SET TASK: Where does the string "应用简单的语句间的连接成分" appear in the records? Copy every line that contains it.

[Collection entries]

..........

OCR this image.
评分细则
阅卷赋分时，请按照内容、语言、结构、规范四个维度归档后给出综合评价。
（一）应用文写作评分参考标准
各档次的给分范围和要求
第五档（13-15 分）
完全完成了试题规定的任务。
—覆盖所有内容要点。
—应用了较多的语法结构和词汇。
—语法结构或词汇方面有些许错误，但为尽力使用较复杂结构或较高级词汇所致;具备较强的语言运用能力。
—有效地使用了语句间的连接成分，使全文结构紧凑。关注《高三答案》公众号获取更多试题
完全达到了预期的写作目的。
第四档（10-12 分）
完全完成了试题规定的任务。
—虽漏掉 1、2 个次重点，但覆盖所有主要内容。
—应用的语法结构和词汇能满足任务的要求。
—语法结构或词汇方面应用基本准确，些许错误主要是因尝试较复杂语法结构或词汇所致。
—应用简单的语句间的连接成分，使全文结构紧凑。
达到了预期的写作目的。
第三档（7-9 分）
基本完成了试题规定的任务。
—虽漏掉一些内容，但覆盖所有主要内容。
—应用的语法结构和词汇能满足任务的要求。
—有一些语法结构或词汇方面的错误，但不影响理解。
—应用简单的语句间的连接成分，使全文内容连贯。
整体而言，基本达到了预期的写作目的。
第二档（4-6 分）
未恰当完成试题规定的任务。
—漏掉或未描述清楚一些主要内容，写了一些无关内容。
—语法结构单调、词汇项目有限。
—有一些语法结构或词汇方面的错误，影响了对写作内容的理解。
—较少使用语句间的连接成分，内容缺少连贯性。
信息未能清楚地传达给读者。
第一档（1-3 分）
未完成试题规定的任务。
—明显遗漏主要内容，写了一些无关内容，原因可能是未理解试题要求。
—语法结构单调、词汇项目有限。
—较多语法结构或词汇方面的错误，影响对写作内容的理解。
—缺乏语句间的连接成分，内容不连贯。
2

..........

REPLY TO THE TASK:
—应用简单的语句间的连接成分，使全文结构紧凑。
—应用简单的语句间的连接成分，使全文内容连贯。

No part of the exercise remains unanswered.